▶ [Collected data entries]:
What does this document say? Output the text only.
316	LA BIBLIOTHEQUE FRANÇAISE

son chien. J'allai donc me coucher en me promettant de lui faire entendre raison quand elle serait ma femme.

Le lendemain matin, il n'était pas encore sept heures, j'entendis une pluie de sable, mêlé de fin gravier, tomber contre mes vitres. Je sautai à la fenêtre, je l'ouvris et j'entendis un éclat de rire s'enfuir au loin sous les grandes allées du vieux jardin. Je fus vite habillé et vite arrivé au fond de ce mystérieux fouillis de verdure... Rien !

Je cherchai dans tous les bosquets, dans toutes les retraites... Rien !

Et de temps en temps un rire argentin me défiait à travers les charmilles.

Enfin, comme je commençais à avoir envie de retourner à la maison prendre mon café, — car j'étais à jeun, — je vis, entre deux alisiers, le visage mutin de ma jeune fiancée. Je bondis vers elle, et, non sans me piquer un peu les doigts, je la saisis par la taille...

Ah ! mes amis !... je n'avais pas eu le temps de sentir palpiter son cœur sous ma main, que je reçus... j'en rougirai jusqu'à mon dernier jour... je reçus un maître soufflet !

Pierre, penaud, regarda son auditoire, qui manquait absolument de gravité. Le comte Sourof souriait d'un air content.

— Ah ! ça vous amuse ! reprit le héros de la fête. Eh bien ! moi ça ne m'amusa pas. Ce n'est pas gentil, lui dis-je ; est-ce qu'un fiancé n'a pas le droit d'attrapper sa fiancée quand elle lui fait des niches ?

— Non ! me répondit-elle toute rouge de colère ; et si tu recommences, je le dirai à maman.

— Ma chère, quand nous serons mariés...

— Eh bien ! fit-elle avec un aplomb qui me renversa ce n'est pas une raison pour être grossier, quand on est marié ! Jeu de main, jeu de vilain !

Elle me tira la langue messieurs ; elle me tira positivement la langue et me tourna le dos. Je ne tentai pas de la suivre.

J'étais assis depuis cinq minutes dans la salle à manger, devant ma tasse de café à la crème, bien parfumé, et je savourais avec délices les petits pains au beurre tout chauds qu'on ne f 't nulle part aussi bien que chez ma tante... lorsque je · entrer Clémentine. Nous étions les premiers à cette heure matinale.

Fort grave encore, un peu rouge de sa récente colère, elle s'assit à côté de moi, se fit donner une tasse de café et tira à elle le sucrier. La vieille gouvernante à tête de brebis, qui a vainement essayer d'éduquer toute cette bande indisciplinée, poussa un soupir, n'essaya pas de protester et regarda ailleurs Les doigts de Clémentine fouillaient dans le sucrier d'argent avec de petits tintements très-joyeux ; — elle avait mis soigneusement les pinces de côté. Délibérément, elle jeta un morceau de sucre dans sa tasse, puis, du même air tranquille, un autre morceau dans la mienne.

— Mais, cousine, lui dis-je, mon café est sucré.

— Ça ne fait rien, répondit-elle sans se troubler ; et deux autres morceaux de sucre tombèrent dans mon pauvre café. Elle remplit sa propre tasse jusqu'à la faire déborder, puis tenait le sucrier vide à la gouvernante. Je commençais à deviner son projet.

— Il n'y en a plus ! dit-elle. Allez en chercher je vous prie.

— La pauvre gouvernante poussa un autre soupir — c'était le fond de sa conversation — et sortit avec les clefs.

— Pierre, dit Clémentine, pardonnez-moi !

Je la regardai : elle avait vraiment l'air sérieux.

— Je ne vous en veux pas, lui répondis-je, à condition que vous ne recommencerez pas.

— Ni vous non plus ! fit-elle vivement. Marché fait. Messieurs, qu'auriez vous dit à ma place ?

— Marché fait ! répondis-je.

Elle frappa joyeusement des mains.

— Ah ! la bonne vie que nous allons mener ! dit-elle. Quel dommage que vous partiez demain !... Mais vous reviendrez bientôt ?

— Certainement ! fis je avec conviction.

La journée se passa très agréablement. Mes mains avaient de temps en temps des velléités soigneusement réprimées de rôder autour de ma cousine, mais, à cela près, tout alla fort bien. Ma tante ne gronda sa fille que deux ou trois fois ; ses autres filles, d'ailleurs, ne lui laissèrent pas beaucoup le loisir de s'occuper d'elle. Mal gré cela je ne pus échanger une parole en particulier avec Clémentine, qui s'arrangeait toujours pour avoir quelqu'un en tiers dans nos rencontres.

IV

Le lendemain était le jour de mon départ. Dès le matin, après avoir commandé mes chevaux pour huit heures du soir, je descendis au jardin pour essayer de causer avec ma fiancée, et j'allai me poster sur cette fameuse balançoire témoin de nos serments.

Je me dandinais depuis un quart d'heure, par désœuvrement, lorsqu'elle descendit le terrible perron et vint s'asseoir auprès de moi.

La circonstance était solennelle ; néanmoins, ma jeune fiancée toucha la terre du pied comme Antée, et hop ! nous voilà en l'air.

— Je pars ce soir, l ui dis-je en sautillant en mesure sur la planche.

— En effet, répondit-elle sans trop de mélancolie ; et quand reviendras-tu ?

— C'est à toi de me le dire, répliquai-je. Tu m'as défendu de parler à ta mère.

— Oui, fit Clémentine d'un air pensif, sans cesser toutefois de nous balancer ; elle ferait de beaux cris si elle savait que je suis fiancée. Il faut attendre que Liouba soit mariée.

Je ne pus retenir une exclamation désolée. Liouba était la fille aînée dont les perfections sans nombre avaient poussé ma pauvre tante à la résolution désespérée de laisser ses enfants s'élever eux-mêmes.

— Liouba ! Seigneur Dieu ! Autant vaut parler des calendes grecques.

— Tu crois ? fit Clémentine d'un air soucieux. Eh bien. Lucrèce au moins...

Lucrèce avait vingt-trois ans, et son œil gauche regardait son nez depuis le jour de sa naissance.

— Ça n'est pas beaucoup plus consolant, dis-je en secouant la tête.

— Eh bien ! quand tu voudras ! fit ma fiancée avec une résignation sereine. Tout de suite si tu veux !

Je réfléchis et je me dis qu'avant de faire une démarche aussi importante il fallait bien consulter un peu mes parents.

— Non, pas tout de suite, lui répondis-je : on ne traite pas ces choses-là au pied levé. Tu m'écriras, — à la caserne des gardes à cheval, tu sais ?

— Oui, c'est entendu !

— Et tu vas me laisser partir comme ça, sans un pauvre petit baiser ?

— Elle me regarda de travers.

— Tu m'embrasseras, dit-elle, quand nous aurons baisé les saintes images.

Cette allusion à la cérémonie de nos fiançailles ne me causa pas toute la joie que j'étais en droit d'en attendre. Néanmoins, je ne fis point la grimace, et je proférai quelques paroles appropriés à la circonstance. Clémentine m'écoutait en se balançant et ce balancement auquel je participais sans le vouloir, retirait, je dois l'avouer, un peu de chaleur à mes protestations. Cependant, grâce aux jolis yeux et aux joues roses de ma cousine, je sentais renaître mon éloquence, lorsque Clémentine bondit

▶ [Exercise]: Nothing may be left out: return each entry exactly as it reads.

▶ [Answer to the problem]:
What does this document say? Output the text only.
316	LA BIBLIOTHEQUE FRANÇAISE

son chien. J'allai donc me coucher en me promettant de lui faire entendre raison quand elle serait ma femme.

Le lendemain matin, il n'était pas encore sept heures, j'entendis une pluie de sable, mêlé de fin gravier, tomber contre mes vitres. Je sautai à la fenêtre, je l'ouvris et j'entendis un éclat de rire s'enfuir au loin sous les grandes allées du vieux jardin. Je fus vite habillé et vite arrivé au fond de ce mystérieux fouillis de verdure... Rien !

Je cherchai dans tous les bosquets, dans toutes les retraites... Rien !

Et de temps en temps un rire argentin me défiait à travers les charmilles.

Enfin, comme je commençais à avoir envie de retourner à la maison prendre mon café, — car j'étais à jeun, — je vis, entre deux alisiers, le visage mutin de ma jeune fiancée. Je bondis vers elle, et, non sans me piquer un peu les doigts, je la saisis par la taille...

Ah ! mes amis !... je n'avais pas eu le temps de sentir palpiter son cœur sous ma main, que je reçus... j'en rougirai jusqu'à mon dernier jour... je reçus un maître soufflet !

Pierre, penaud, regarda son auditoire, qui manquait absolument de gravité. Le comte Sourof souriait d'un air content.

— Ah ! ça vous amuse ! reprit le héros de la fête. Eh bien ! moi ça ne m'amusa pas. Ce n'est pas gentil, lui dis-je ; est-ce qu'un fiancé n'a pas le droit d'attrapper sa fiancée quand elle lui fait des niches ?

— Non ! me répondit-elle toute rouge de colère ; et si tu recommences, je le dirai à maman.

— Ma chère, quand nous serons mariés...

— Eh bien ! fit-elle avec un aplomb qui me renversa ce n'est pas une raison pour être grossier, quand on est marié ! Jeu de main, jeu de vilain !

Elle me tira la langue messieurs ; elle me tira positivement la langue et me tourna le dos. Je ne tentai pas de la suivre.

J'étais assis depuis cinq minutes dans la salle à manger, devant ma tasse de café à la crème, bien parfumé, et je savourais avec délices les petits pains au beurre tout chauds qu'on ne f 't nulle part aussi bien que chez ma tante... lorsque je · entrer Clémentine. Nous étions les premiers à cette heure matinale.

Fort grave encore, un peu rouge de sa récente colère, elle s'assit à côté de moi, se fit donner une tasse de café et tira à elle le sucrier. La vieille gouvernante à tête de brebis, qui a vainement essayer d'éduquer toute cette bande indisciplinée, poussa un soupir, n'essaya pas de protester et regarda ailleurs Les doigts de Clémentine fouillaient dans le sucrier d'argent avec de petits tintements très-joyeux ; — elle avait mis soigneusement les pinces de côté. Délibérément, elle jeta un morceau de sucre dans sa tasse, puis, du même air tranquille, un autre morceau dans la mienne.

— Mais, cousine, lui dis-je, mon café est sucré.

— Ça ne fait rien, répondit-elle sans se troubler ; et deux autres morceaux de sucre tombèrent dans mon pauvre café. Elle remplit sa propre tasse jusqu'à la faire déborder, puis tenait le sucrier vide à la gouvernante. Je commençais à deviner son projet.

— Il n'y en a plus ! dit-elle. Allez en chercher je vous prie.

— La pauvre gouvernante poussa un autre soupir — c'était le fond de sa conversation — et sortit avec les clefs.

— Pierre, dit Clémentine, pardonnez-moi !

Je la regardai : elle avait vraiment l'air sérieux.

— Je ne vous en veux pas, lui répondis-je, à condition que vous ne recommencerez pas.

— Ni vous non plus ! fit-elle vivement. Marché fait. Messieurs, qu'auriez vous dit à ma place ?

— Marché fait ! répondis-je.

Elle frappa joyeusement des mains.

— Ah ! la bonne vie que nous allons mener ! dit-elle. Quel dommage que vous partiez demain !... Mais vous reviendrez bientôt ?

— Certainement ! fis je avec conviction.

La journée se passa très agréablement. Mes mains avaient de temps en temps des velléités soigneusement réprimées de rôder autour de ma cousine, mais, à cela près, tout alla fort bien. Ma tante ne gronda sa fille que deux ou trois fois ; ses autres filles, d'ailleurs, ne lui laissèrent pas beaucoup le loisir de s'occuper d'elle. Mal gré cela je ne pus échanger une parole en particulier avec Clémentine, qui s'arrangeait toujours pour avoir quelqu'un en tiers dans nos rencontres.

IV

Le lendemain était le jour de mon départ. Dès le matin, après avoir commandé mes chevaux pour huit heures du soir, je descendis au jardin pour essayer de causer avec ma fiancée, et j'allai me poster sur cette fameuse balançoire témoin de nos serments.

Je me dandinais depuis un quart d'heure, par désœuvrement, lorsqu'elle descendit le terrible perron et vint s'asseoir auprès de moi.

La circonstance était solennelle ; néanmoins, ma jeune fiancée toucha la terre du pied comme Antée, et hop ! nous voilà en l'air.

— Je pars ce soir, l ui dis-je en sautillant en mesure sur la planche.

— En effet, répondit-elle sans trop de mélancolie ; et quand reviendras-tu ?

— C'est à toi de me le dire, répliquai-je. Tu m'as défendu de parler à ta mère.

— Oui, fit Clémentine d'un air pensif, sans cesser toutefois de nous balancer ; elle ferait de beaux cris si elle savait que je suis fiancée. Il faut attendre que Liouba soit mariée.

Je ne pus retenir une exclamation désolée. Liouba était la fille aînée dont les perfections sans nombre avaient poussé ma pauvre tante à la résolution désespérée de laisser ses enfants s'élever eux-mêmes.

— Liouba ! Seigneur Dieu ! Autant vaut parler des calendes grecques.

— Tu crois ? fit Clémentine d'un air soucieux. Eh bien. Lucrèce au moins...

Lucrèce avait vingt-trois ans, et son œil gauche regardait son nez depuis le jour de sa naissance.

— Ça n'est pas beaucoup plus consolant, dis-je en secouant la tête.

— Eh bien ! quand tu voudras ! fit ma fiancée avec une résignation sereine. Tout de suite si tu veux !

Je réfléchis et je me dis qu'avant de faire une démarche aussi importante il fallait bien consulter un peu mes parents.

— Non, pas tout de suite, lui répondis-je : on ne traite pas ces choses-là au pied levé. Tu m'écriras, — à la caserne des gardes à cheval, tu sais ?

— Oui, c'est entendu !

— Et tu vas me laisser partir comme ça, sans un pauvre petit baiser ?

— Elle me regarda de travers.

— Tu m'embrasseras, dit-elle, quand nous aurons baisé les saintes images.

Cette allusion à la cérémonie de nos fiançailles ne me causa pas toute la joie que j'étais en droit d'en attendre. Néanmoins, je ne fis point la grimace, et je proférai quelques paroles appropriés à la circonstance. Clémentine m'écoutait en se balançant et ce balancement auquel je participais sans le vouloir, retirait, je dois l'avouer, un peu de chaleur à mes protestations. Cependant, grâce aux jolis yeux et aux joues roses de ma cousine, je sentais renaître mon éloquence, lorsque Clémentine bondit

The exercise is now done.